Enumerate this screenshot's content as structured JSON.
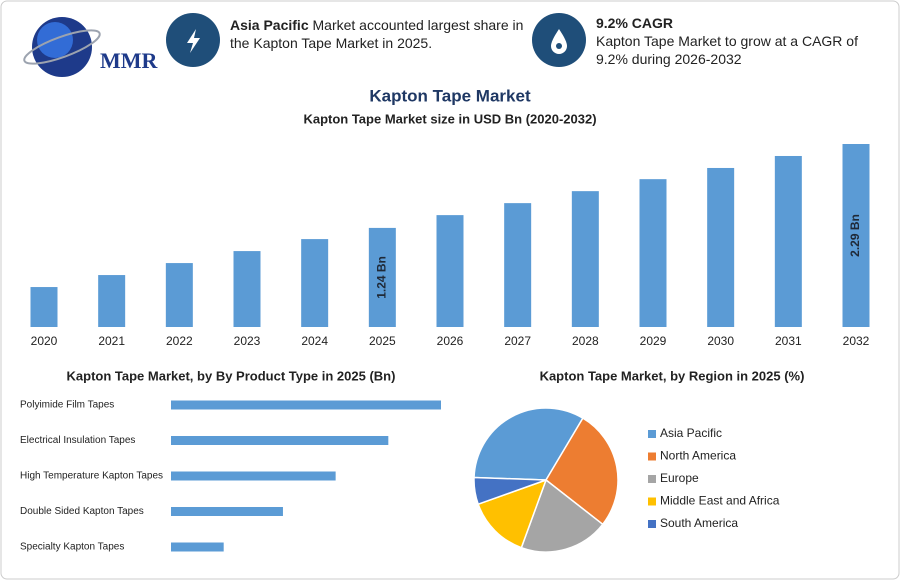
{
  "header": {
    "logo": "MMR",
    "info_1": {
      "bold": "Asia Pacific",
      "text": "Market accounted largest share in the Kapton Tape Market in 2025."
    },
    "info_2": {
      "bold": "9.2% CAGR",
      "text": "Kapton Tape Market to grow at a CAGR of 9.2% during 2026-2032"
    }
  },
  "chart_data": [
    {
      "type": "bar",
      "title": "Kapton Tape Market",
      "subtitle": "Kapton Tape Market size in USD Bn (2020-2032)",
      "categories": [
        "2020",
        "2021",
        "2022",
        "2023",
        "2024",
        "2025",
        "2026",
        "2027",
        "2028",
        "2029",
        "2030",
        "2031",
        "2032"
      ],
      "values": [
        0.5,
        0.65,
        0.8,
        0.95,
        1.1,
        1.24,
        1.4,
        1.55,
        1.7,
        1.85,
        1.99,
        2.14,
        2.29
      ],
      "value_labels": [
        null,
        null,
        null,
        null,
        null,
        "1.24 Bn",
        null,
        null,
        null,
        null,
        null,
        null,
        "2.29 Bn"
      ],
      "color": "#5b9bd5"
    },
    {
      "type": "barh",
      "title": "Kapton Tape Market, by By Product Type in 2025 (Bn)",
      "categories": [
        "Polyimide Film Tapes",
        "Electrical Insulation Tapes",
        "High Temperature Kapton Tapes",
        "Double Sided Kapton Tapes",
        "Specialty Kapton Tapes"
      ],
      "values": [
        0.41,
        0.33,
        0.25,
        0.17,
        0.08
      ],
      "color": "#5b9bd5"
    },
    {
      "type": "pie",
      "title": "Kapton Tape Market, by Region in 2025 (%)",
      "categories": [
        "Asia Pacific",
        "North America",
        "Europe",
        "Middle East and Africa",
        "South America"
      ],
      "values": [
        33,
        27,
        20,
        14,
        6
      ],
      "colors": [
        "#5b9bd5",
        "#ed7d31",
        "#a5a5a5",
        "#ffc000",
        "#4472c4"
      ],
      "legend": "right"
    }
  ]
}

--------

* _SET TASK_: Transcribe the complete set of entries verbatim. No pictures belong in the copy.

* _SOLUTION FOR THIS PROBLEM_:
Enumerate this screenshot's content as structured JSON.
{
  "header": {
    "logo": "MMR",
    "info_1": {
      "bold": "Asia Pacific",
      "text": "Market accounted largest share in the Kapton Tape Market in 2025."
    },
    "info_2": {
      "bold": "9.2% CAGR",
      "text": "Kapton Tape Market to grow at a CAGR of 9.2% during 2026-2032"
    }
  },
  "chart_data": [
    {
      "type": "bar",
      "title": "Kapton Tape Market",
      "subtitle": "Kapton Tape Market size in USD Bn (2020-2032)",
      "categories": [
        "2020",
        "2021",
        "2022",
        "2023",
        "2024",
        "2025",
        "2026",
        "2027",
        "2028",
        "2029",
        "2030",
        "2031",
        "2032"
      ],
      "values": [
        0.5,
        0.65,
        0.8,
        0.95,
        1.1,
        1.24,
        1.4,
        1.55,
        1.7,
        1.85,
        1.99,
        2.14,
        2.29
      ],
      "value_labels": [
        null,
        null,
        null,
        null,
        null,
        "1.24 Bn",
        null,
        null,
        null,
        null,
        null,
        null,
        "2.29 Bn"
      ],
      "color": "#5b9bd5"
    },
    {
      "type": "barh",
      "title": "Kapton Tape Market, by By Product Type in 2025 (Bn)",
      "categories": [
        "Polyimide Film Tapes",
        "Electrical Insulation Tapes",
        "High Temperature Kapton Tapes",
        "Double Sided Kapton Tapes",
        "Specialty Kapton Tapes"
      ],
      "values": [
        0.41,
        0.33,
        0.25,
        0.17,
        0.08
      ],
      "color": "#5b9bd5"
    },
    {
      "type": "pie",
      "title": "Kapton Tape Market, by Region in 2025 (%)",
      "categories": [
        "Asia Pacific",
        "North America",
        "Europe",
        "Middle East and Africa",
        "South America"
      ],
      "values": [
        33,
        27,
        20,
        14,
        6
      ],
      "colors": [
        "#5b9bd5",
        "#ed7d31",
        "#a5a5a5",
        "#ffc000",
        "#4472c4"
      ],
      "legend": "right"
    }
  ]
}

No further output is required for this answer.